START
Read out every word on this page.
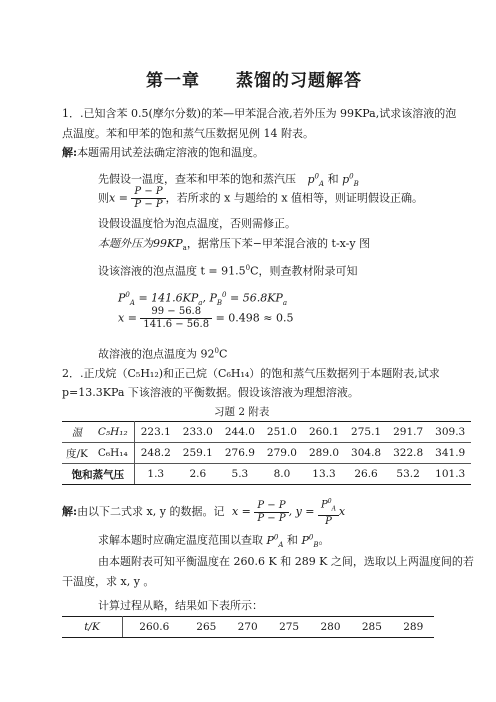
第一章　　蒸馏的习题解答
1．.已知含苯 0.5(摩尔分数)的苯—甲苯混合液,若外压为 99KPa,试求该溶液的泡
点温度。苯和甲苯的饱和蒸气压数据见例 14 附表。
解:本题需用试差法确定溶液的饱和温度。
先假设一温度，查苯和甲苯的饱和蒸汽压 $p^0_A$ 和 $p^0_B$
则$x = \frac{P - P}{P - P}$ ，若所求的 x 与题给的 x 值相等，则证明假设正确。
设假设温度恰为泡点温度，否则需修正。
本题外压为$99KP_a$，据常压下苯−甲苯混合液的 t-x-y 图
设该溶液的泡点温度 $t = 91.5^0C$，则查教材附录可知
$P^0_A = 141.6KP_a$, $P_B^0 = 56.8KP_a$
$x = \frac{99 - 56.8}{141.6 - 56.8} = 0.498 \approx 0.5$
故溶液的泡点温度为 $92^0C$
2．.正戊烷（C₅H₁₂)和正己烷（C₆H₁₄）的饱和蒸气压数据列于本题附表,试求
p=13.3KPa 下该溶液的平衡数据。假设该溶液为理想溶液。
习题 2 附表
温	C₅H₁₂	223.1	233.0	244.0	251.0	260.1	275.1	291.7	309.3
度/K	C₆H₁₄	248.2	259.1	276.9	279.0	289.0	304.8	322.8	341.9
饱和蒸气压		1.3	2.6	5.3	8.0	13.3	26.6	53.2	101.3
解:由以下二式求 x, y 的数据。记 $x = \frac{P - P}{P - P}$ , $y = \frac{P^0_A}{P}$ x
求解本题时应确定温度范围以查取 $P^0_A$ 和 $P^0_B$。
由本题附表可知平衡温度在 260.6 K 和 289 K 之间，选取以上两温度间的若
干温度，求 x, y 。
计算过程从略，结果如下表所示：
t/K	260.6	265	270	275	280	285	289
END
[Direction]: Leave out the pictures and restate everything else word for word.

[Output below]:
Read out every word on this page.
第一章　　蒸馏的习题解答
1．.已知含苯 0.5(摩尔分数)的苯—甲苯混合液,若外压为 99KPa,试求该溶液的泡
点温度。苯和甲苯的饱和蒸气压数据见例 14 附表。
解:本题需用试差法确定溶液的饱和温度。
先假设一温度，查苯和甲苯的饱和蒸汽压 $p^0_A$ 和 $p^0_B$
则$x = \frac{P - P}{P - P}$ ，若所求的 x 与题给的 x 值相等，则证明假设正确。
设假设温度恰为泡点温度，否则需修正。
本题外压为$99KP_a$，据常压下苯−甲苯混合液的 t-x-y 图
设该溶液的泡点温度 $t = 91.5^0C$，则查教材附录可知
$P^0_A = 141.6KP_a$, $P_B^0 = 56.8KP_a$
$x = \frac{99 - 56.8}{141.6 - 56.8} = 0.498 \approx 0.5$
故溶液的泡点温度为 $92^0C$
2．.正戊烷（C₅H₁₂)和正己烷（C₆H₁₄）的饱和蒸气压数据列于本题附表,试求
p=13.3KPa 下该溶液的平衡数据。假设该溶液为理想溶液。
习题 2 附表
温	C₅H₁₂	223.1	233.0	244.0	251.0	260.1	275.1	291.7	309.3
度/K	C₆H₁₄	248.2	259.1	276.9	279.0	289.0	304.8	322.8	341.9
饱和蒸气压		1.3	2.6	5.3	8.0	13.3	26.6	53.2	101.3
解:由以下二式求 x, y 的数据。记 $x = \frac{P - P}{P - P}$ , $y = \frac{P^0_A}{P}$ x
求解本题时应确定温度范围以查取 $P^0_A$ 和 $P^0_B$。
由本题附表可知平衡温度在 260.6 K 和 289 K 之间，选取以上两温度间的若
干温度，求 x, y 。
计算过程从略，结果如下表所示：
t/K	260.6	265	270	275	280	285	289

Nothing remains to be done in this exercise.